> _Material provided_:

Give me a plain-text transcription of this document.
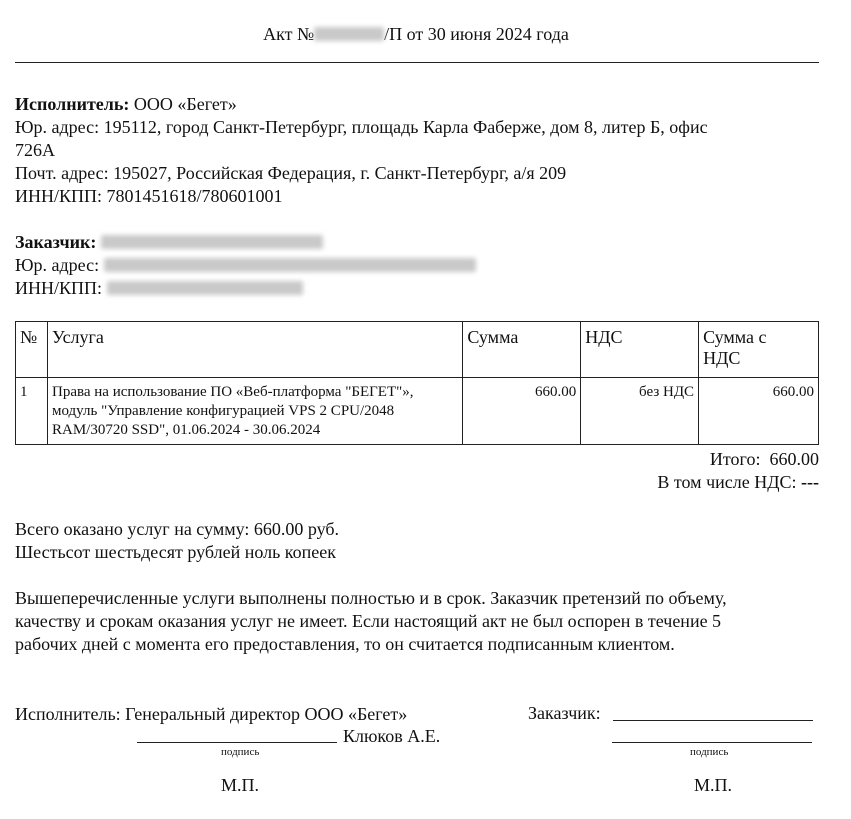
Акт №	/П от 30 июня 2024 года
Исполнитель: ООО «Бегет»
Юр. адрес: 195112, город Санкт-Петербург, площадь Карла Фаберже, дом 8, литер Б, офис
726А
Почт. адрес: 195027, Российская Федерация, г. Санкт-Петербург, а/я 209
ИНН/КПП: 7801451618/780601001
Заказчик:
Юр. адрес:
ИНН/КПП:
№	Услуга	Сумма	НДС	Сумма с
НДС
1	Права на использование ПО «Веб-платформа "БЕГЕТ"»,
модуль "Управление конфигурацией VPS 2 CPU/2048
RAM/30720 SSD", 01.06.2024 - 30.06.2024	660.00	без НДС	660.00
Итого: 660.00
В том числе НДС: ---
Всего оказано услуг на сумму: 660.00 руб.
Шестьсот шестьдесят рублей ноль копеек
Вышеперечисленные услуги выполнены полностью и в срок. Заказчик претензий по объему,
качеству и срокам оказания услуг не имеет. Если настоящий акт не был оспорен в течение 5
рабочих дней с момента его предоставления, то он считается подписанным клиентом.
Исполнитель: Генеральный директор ООО «Бегет»
Клюков А.Е.
подпись
М.П.
Заказчик:
подпись
М.П.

> _Task directions_: Pick out the lines that have the word "Петербург". Copy them all.

> _Complete answer_:
Юр. адрес: 195112, город Санкт-Петербург, площадь Карла Фаберже, дом 8, литер Б, офис
Почт. адрес: 195027, Российская Федерация, г. Санкт-Петербург, а/я 209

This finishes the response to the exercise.